**The request**:
Find the lines holding "excess" and copy them.

**Extracted records**:
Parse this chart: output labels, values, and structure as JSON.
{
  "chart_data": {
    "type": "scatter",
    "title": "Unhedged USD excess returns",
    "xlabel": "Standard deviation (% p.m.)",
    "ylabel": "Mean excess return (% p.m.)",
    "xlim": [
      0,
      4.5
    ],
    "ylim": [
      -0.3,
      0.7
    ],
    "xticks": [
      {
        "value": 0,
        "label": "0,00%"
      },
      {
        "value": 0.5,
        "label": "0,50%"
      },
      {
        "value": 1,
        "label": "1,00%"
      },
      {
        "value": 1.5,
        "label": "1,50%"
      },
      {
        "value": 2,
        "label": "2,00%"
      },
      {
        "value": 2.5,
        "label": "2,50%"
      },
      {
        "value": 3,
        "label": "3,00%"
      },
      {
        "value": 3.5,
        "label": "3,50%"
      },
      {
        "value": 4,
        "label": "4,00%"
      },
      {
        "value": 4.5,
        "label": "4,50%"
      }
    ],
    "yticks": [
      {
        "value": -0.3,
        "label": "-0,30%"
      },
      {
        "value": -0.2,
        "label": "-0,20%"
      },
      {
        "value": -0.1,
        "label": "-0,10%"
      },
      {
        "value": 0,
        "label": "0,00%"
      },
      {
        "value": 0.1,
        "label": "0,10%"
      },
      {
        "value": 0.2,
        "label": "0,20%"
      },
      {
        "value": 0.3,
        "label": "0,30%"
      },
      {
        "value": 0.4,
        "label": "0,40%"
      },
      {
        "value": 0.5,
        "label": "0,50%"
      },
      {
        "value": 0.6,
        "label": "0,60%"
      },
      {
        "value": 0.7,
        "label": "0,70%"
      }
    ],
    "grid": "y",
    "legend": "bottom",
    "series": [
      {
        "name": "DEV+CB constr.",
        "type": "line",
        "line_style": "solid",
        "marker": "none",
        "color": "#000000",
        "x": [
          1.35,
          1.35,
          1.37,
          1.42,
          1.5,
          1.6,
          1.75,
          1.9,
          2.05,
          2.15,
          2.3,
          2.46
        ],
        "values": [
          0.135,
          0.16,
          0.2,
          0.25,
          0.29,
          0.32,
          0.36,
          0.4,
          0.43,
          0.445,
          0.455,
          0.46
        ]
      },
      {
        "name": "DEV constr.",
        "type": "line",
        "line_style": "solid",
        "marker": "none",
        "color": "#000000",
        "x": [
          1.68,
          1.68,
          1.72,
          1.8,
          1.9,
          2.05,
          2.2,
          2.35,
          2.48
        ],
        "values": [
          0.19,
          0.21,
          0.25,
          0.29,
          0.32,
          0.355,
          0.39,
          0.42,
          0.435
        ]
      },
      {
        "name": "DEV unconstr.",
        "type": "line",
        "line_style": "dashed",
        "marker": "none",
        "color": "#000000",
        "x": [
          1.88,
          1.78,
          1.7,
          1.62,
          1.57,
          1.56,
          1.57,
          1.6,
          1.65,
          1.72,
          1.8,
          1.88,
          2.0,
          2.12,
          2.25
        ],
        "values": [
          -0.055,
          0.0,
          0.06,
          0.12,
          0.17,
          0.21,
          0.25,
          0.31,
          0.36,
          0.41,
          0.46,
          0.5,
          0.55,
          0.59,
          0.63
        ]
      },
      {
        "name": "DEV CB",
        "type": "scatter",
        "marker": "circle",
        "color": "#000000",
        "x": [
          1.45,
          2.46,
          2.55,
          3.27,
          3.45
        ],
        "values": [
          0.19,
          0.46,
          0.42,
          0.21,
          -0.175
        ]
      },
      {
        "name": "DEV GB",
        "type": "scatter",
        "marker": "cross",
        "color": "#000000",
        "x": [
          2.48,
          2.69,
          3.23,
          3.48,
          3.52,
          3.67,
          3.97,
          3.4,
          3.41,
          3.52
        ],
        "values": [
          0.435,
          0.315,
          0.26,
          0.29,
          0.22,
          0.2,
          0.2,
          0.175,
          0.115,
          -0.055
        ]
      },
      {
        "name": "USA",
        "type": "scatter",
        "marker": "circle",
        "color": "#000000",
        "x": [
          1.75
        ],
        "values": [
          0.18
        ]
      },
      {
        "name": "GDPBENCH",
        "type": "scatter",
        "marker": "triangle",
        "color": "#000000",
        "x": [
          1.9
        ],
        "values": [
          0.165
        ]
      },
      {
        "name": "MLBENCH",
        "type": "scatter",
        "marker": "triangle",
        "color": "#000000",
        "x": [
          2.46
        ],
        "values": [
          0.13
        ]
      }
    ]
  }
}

**The response**:
    "title": "Unhedged USD excess returns",
    "ylabel": "Mean excess return (% p.m.)",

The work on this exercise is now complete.